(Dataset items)
>>
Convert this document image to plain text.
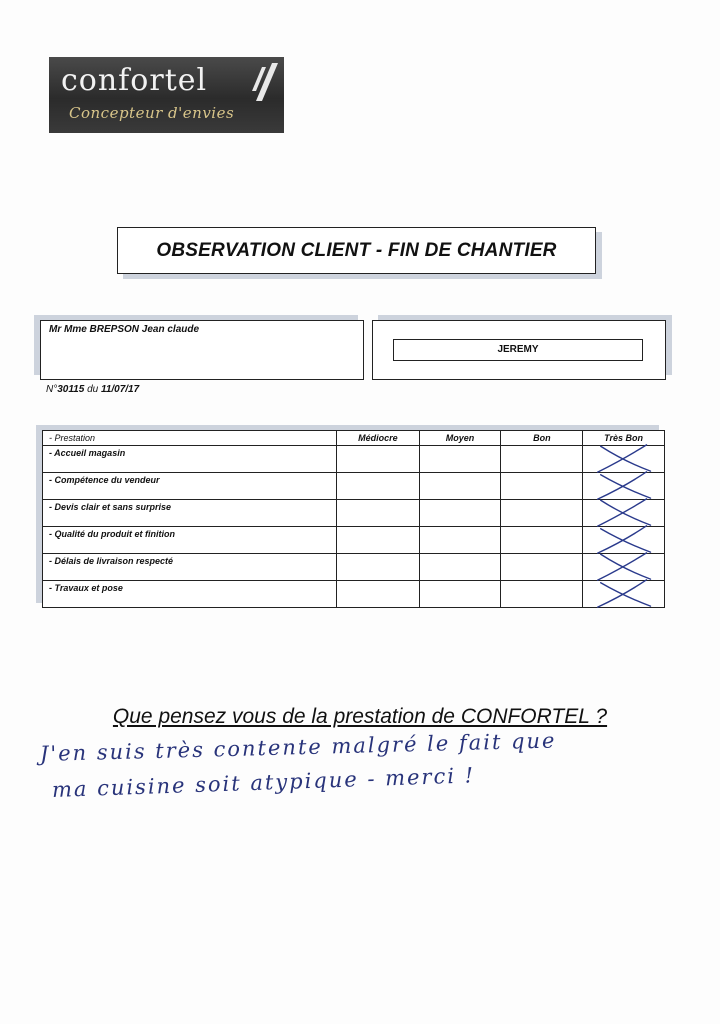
confortel
Concepteur d'envies
OBSERVATION CLIENT - FIN DE CHANTIER
Mr Mme BREPSON Jean claude
JEREMY
N°30115 du 11/07/17
- Prestation	Médiocre	Moyen	Bon	Très Bon
- Accueil magasin				
- Compétence du vendeur				
- Devis clair et sans surprise				
- Qualité du produit et finition				
- Délais de livraison respecté				
- Travaux et pose				
Que pensez vous de la prestation de CONFORTEL ?
J'en suis très contente malgré le fait que
ma cuisine soit atypique - merci !
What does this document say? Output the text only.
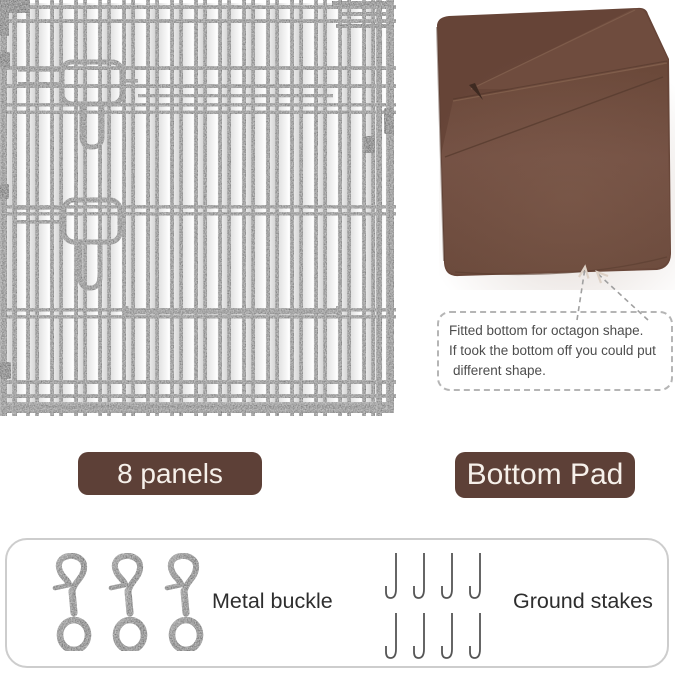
Fitted bottom for octagon shape.
If took the bottom off you could put
different shape.
8 panels	Bottom Pad
Metal buckle	Ground stakes
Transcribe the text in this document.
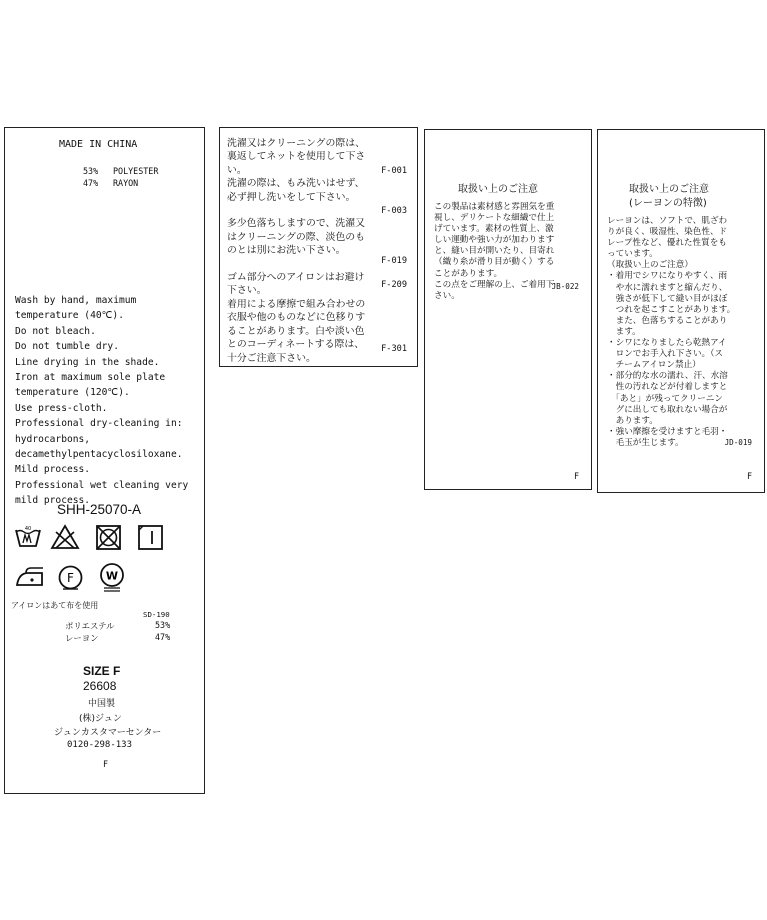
MADE IN CHINA
53% POLYESTER
47% RAYON
Wash by hand, maximum
temperature (40℃).
Do not bleach.
Do not tumble dry.
Line drying in the shade.
Iron at maximum sole plate
temperature (120℃).
Use press-cloth.
Professional dry-cleaning in:
hydrocarbons,
decamethylpentacyclosiloxane.
Mild process.
Professional wet cleaning very
mild process.
SHH-25070-A
40
F	W
アイロンはあて布を使用
SD-190
ポリエステル	53%
レーヨン	47%
SIZE F
26608
中国製
(株)ジュン
ジュンカスタマーセンター
0120-298-133
F
洗濯又はクリーニングの際は、
裏返してネットを使用して下さ
い。
洗濯の際は、もみ洗いはせず、
必ず押し洗いをして下さい。

多少色落ちしますので、洗濯又
はクリーニングの際、淡色のも
のとは別にお洗い下さい。

ゴム部分へのアイロンはお避け
下さい。
着用による摩擦で組み合わせの
衣服や他のものなどに色移りす
ることがあります。白や淡い色
とのコーディネートする際は、
十分ご注意下さい。
F-001
F-003
F-019
F-209
F-301
取扱い上のご注意
この製品は素材感と雰囲気を重
視し、デリケートな細繊で仕上
げています。素材の性質上、激
しい運動や強い力が加わります
と、縫い目が開いたり、目寄れ
（織り糸が滑り目が動く）する
ことがあります。
この点をご理解の上、ご着用下
さい。
JB-022
F
取扱い上のご注意
(レーヨンの特徴)
レーヨンは、ソフトで、肌ざわ
りが良く、吸湿性、染色性、ド
レープ性など、優れた性質をも
っています。
（取扱い上のご注意）
・着用でシワになりやすく、雨
　や水に濡れますと縮んだり、
　強さが低下して縫い目がほぼ
　つれを起こすことがあります。
　また、色落ちすることがあり
　ます。
・シワになりましたら乾熱アイ
　ロンでお手入れ下さい。（ス
　チームアイロン禁止）
・部分的な水の濡れ、汗、水溶
　性の汚れなどが付着しますと
　「あと」が残ってクリーニン
　グに出しても取れない場合が
　あります。
・強い摩擦を受けますと毛羽・
　毛玉が生じます。	JD-019
F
<<
• **Challenge**
Looking at the data above, show all lines where the word "document" occurs.

• **Finished answer**
Convert this document image to plain text.
What does this document say? Output the text only.
Transcribe the text in this document.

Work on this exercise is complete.